▸ Brief
An exact copy of all the data below is required.

▸ Dataset entries
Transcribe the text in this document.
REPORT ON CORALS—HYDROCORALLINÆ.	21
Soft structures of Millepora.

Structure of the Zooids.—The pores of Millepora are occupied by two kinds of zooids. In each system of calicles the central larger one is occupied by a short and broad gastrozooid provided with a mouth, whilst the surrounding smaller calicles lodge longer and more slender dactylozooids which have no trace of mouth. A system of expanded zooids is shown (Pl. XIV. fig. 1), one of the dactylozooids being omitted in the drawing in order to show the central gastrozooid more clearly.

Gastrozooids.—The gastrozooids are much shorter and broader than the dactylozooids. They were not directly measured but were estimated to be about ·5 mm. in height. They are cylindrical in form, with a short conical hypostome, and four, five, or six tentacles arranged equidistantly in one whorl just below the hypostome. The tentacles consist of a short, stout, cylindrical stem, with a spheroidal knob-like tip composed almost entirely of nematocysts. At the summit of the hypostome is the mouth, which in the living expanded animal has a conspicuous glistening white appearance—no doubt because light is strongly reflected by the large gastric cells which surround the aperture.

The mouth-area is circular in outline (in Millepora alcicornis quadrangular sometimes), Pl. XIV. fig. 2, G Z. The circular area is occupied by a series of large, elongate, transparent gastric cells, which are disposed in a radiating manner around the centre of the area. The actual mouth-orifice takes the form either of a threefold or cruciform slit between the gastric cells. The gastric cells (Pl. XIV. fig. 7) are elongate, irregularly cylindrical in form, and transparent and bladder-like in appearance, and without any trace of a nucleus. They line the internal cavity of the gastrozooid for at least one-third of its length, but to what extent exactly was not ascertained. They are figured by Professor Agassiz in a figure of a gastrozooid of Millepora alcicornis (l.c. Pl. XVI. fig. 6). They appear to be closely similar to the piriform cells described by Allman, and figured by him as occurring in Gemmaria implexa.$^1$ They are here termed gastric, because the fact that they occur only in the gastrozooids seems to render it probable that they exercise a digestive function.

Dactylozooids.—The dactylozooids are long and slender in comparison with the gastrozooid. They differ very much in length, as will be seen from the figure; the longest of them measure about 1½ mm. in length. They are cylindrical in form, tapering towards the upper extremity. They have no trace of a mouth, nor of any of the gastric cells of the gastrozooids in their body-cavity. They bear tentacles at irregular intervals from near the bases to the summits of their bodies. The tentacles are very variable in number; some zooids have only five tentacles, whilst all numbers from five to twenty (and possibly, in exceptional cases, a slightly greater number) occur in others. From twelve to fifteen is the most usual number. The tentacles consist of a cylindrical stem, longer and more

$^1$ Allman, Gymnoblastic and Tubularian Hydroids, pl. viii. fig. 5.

▸ Exercise result
Transcribe the text in this document.
REPORT ON CORALS—HYDROCORALLINÆ.	21
Soft structures of Millepora.

Structure of the Zooids.—The pores of Millepora are occupied by two kinds of zooids. In each system of calicles the central larger one is occupied by a short and broad gastrozooid provided with a mouth, whilst the surrounding smaller calicles lodge longer and more slender dactylozooids which have no trace of mouth. A system of expanded zooids is shown (Pl. XIV. fig. 1), one of the dactylozooids being omitted in the drawing in order to show the central gastrozooid more clearly.

Gastrozooids.—The gastrozooids are much shorter and broader than the dactylozooids. They were not directly measured but were estimated to be about ·5 mm. in height. They are cylindrical in form, with a short conical hypostome, and four, five, or six tentacles arranged equidistantly in one whorl just below the hypostome. The tentacles consist of a short, stout, cylindrical stem, with a spheroidal knob-like tip composed almost entirely of nematocysts. At the summit of the hypostome is the mouth, which in the living expanded animal has a conspicuous glistening white appearance—no doubt because light is strongly reflected by the large gastric cells which surround the aperture.

The mouth-area is circular in outline (in Millepora alcicornis quadrangular sometimes), Pl. XIV. fig. 2, G Z. The circular area is occupied by a series of large, elongate, transparent gastric cells, which are disposed in a radiating manner around the centre of the area. The actual mouth-orifice takes the form either of a threefold or cruciform slit between the gastric cells. The gastric cells (Pl. XIV. fig. 7) are elongate, irregularly cylindrical in form, and transparent and bladder-like in appearance, and without any trace of a nucleus. They line the internal cavity of the gastrozooid for at least one-third of its length, but to what extent exactly was not ascertained. They are figured by Professor Agassiz in a figure of a gastrozooid of Millepora alcicornis (l.c. Pl. XVI. fig. 6). They appear to be closely similar to the piriform cells described by Allman, and figured by him as occurring in Gemmaria implexa.$^1$ They are here termed gastric, because the fact that they occur only in the gastrozooids seems to render it probable that they exercise a digestive function.

Dactylozooids.—The dactylozooids are long and slender in comparison with the gastrozooid. They differ very much in length, as will be seen from the figure; the longest of them measure about 1½ mm. in length. They are cylindrical in form, tapering towards the upper extremity. They have no trace of a mouth, nor of any of the gastric cells of the gastrozooids in their body-cavity. They bear tentacles at irregular intervals from near the bases to the summits of their bodies. The tentacles are very variable in number; some zooids have only five tentacles, whilst all numbers from five to twenty (and possibly, in exceptional cases, a slightly greater number) occur in others. From twelve to fifteen is the most usual number. The tentacles consist of a cylindrical stem, longer and more

$^1$ Allman, Gymnoblastic and Tubularian Hydroids, pl. viii. fig. 5.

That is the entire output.